EXERCISE GOAL ▸ Set out every line bearing the string "quản".

[begin GIVEN DATA]

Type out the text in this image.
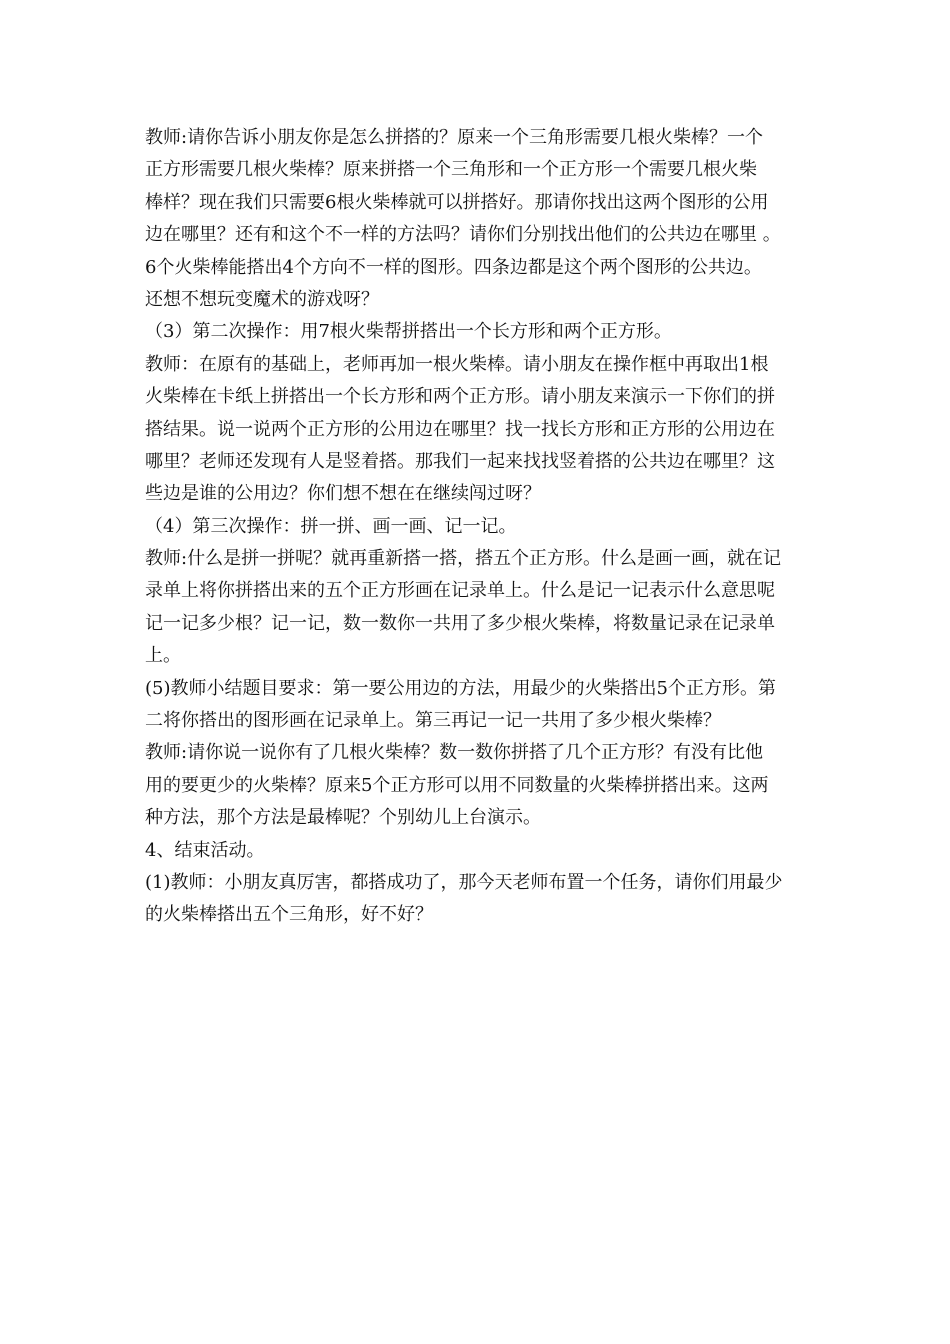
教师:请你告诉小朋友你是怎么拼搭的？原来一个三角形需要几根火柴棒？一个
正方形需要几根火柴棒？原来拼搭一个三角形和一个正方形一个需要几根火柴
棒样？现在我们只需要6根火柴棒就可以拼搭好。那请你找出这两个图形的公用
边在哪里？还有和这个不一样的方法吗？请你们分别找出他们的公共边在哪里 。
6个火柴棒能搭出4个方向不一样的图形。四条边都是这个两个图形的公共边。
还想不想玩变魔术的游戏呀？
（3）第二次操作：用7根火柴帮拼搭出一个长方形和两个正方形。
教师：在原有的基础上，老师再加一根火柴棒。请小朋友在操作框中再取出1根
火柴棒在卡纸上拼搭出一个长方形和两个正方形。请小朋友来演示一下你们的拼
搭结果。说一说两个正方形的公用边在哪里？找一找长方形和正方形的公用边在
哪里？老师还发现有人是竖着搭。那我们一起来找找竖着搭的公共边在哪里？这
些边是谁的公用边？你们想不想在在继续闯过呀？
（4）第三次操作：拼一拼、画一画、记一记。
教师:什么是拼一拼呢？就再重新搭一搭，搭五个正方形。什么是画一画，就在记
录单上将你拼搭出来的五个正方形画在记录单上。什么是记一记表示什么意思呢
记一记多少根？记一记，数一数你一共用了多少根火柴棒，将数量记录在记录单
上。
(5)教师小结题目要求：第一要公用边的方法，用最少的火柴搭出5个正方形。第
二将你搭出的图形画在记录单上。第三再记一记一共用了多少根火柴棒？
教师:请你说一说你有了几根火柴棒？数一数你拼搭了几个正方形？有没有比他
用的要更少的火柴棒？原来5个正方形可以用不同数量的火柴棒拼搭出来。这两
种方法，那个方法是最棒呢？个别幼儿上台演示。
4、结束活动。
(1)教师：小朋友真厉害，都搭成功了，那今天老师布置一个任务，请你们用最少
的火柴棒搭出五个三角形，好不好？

[end GIVEN DATA]
[begin GIVEN DATA]

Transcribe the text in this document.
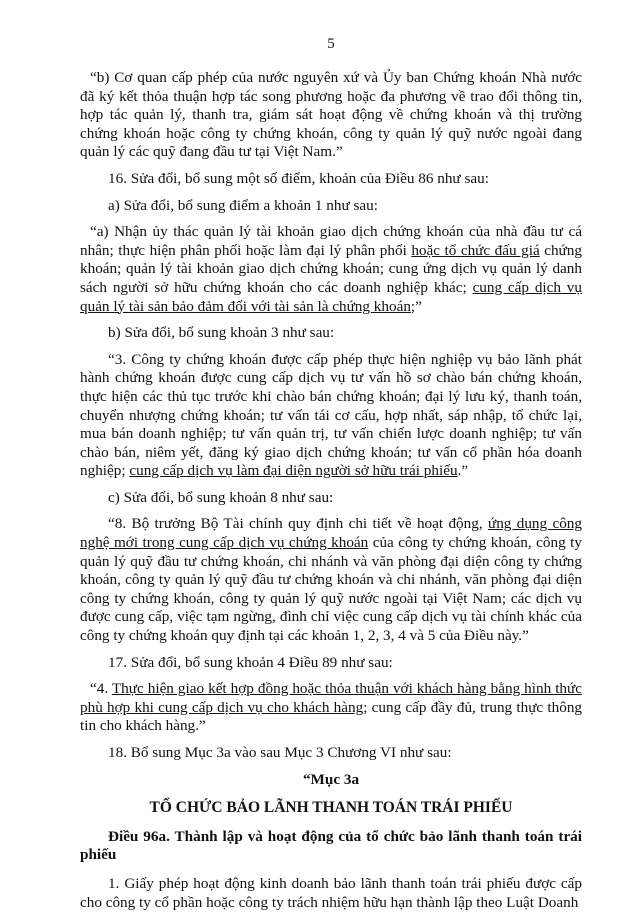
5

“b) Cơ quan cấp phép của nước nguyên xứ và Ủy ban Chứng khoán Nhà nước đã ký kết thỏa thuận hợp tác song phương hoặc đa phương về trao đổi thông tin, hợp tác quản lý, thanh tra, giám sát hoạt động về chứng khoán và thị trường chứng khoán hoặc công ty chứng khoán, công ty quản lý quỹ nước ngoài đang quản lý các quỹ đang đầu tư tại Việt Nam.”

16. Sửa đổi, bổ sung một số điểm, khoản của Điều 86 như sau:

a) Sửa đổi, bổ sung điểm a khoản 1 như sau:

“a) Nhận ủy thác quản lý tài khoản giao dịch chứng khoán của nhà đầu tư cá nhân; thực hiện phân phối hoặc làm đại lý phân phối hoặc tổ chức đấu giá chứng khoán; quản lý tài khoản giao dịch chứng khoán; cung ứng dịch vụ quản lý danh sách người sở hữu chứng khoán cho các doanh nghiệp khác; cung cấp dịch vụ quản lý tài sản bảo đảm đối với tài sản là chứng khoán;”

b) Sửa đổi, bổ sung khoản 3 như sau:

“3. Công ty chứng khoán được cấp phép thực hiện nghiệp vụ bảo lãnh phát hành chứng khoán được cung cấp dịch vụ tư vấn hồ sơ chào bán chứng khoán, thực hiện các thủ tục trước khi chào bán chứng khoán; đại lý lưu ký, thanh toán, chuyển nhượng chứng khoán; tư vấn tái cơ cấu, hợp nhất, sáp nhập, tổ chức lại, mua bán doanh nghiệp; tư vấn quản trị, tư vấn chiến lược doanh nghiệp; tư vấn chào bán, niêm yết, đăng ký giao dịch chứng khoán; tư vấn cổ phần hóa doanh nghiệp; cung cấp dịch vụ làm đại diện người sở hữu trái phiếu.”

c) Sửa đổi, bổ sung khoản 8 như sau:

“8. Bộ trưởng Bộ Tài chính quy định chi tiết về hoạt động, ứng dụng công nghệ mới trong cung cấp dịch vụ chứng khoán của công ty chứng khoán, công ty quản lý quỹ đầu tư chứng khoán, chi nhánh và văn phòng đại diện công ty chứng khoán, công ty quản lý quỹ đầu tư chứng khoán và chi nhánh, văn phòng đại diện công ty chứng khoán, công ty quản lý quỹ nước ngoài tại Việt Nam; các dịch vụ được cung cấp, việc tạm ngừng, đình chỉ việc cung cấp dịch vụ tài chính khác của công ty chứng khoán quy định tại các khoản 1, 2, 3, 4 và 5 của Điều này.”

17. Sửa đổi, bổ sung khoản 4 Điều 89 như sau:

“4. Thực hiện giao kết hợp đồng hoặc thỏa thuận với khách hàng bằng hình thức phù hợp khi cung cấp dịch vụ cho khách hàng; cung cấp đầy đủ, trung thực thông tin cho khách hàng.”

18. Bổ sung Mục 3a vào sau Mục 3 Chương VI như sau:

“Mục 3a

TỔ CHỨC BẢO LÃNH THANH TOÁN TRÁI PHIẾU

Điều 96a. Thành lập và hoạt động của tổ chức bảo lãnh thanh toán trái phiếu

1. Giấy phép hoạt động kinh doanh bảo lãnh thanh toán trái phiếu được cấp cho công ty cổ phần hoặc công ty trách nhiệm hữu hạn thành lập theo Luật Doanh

[end GIVEN DATA]

OUTPUT OF THE TASK ▸
“b) Cơ quan cấp phép của nước nguyên xứ và Ủy ban Chứng khoán Nhà nước đã ký kết thỏa thuận hợp tác song phương hoặc đa phương về trao đổi thông tin, hợp tác quản lý, thanh tra, giám sát hoạt động về chứng khoán và thị trường chứng khoán hoặc công ty chứng khoán, công ty quản lý quỹ nước ngoài đang quản lý các quỹ đang đầu tư tại Việt Nam.”
“a) Nhận ủy thác quản lý tài khoản giao dịch chứng khoán của nhà đầu tư cá nhân; thực hiện phân phối hoặc làm đại lý phân phối hoặc tổ chức đấu giá chứng khoán; quản lý tài khoản giao dịch chứng khoán; cung ứng dịch vụ quản lý danh sách người sở hữu chứng khoán cho các doanh nghiệp khác; cung cấp dịch vụ quản lý tài sản bảo đảm đối với tài sản là chứng khoán;”
“3. Công ty chứng khoán được cấp phép thực hiện nghiệp vụ bảo lãnh phát hành chứng khoán được cung cấp dịch vụ tư vấn hồ sơ chào bán chứng khoán, thực hiện các thủ tục trước khi chào bán chứng khoán; đại lý lưu ký, thanh toán, chuyển nhượng chứng khoán; tư vấn tái cơ cấu, hợp nhất, sáp nhập, tổ chức lại, mua bán doanh nghiệp; tư vấn quản trị, tư vấn chiến lược doanh nghiệp; tư vấn chào bán, niêm yết, đăng ký giao dịch chứng khoán; tư vấn cổ phần hóa doanh nghiệp; cung cấp dịch vụ làm đại diện người sở hữu trái phiếu.”
“8. Bộ trưởng Bộ Tài chính quy định chi tiết về hoạt động, ứng dụng công nghệ mới trong cung cấp dịch vụ chứng khoán của công ty chứng khoán, công ty quản lý quỹ đầu tư chứng khoán, chi nhánh và văn phòng đại diện công ty chứng khoán, công ty quản lý quỹ đầu tư chứng khoán và chi nhánh, văn phòng đại diện công ty chứng khoán, công ty quản lý quỹ nước ngoài tại Việt Nam; các dịch vụ được cung cấp, việc tạm ngừng, đình chỉ việc cung cấp dịch vụ tài chính khác của công ty chứng khoán quy định tại các khoản 1, 2, 3, 4 và 5 của Điều này.”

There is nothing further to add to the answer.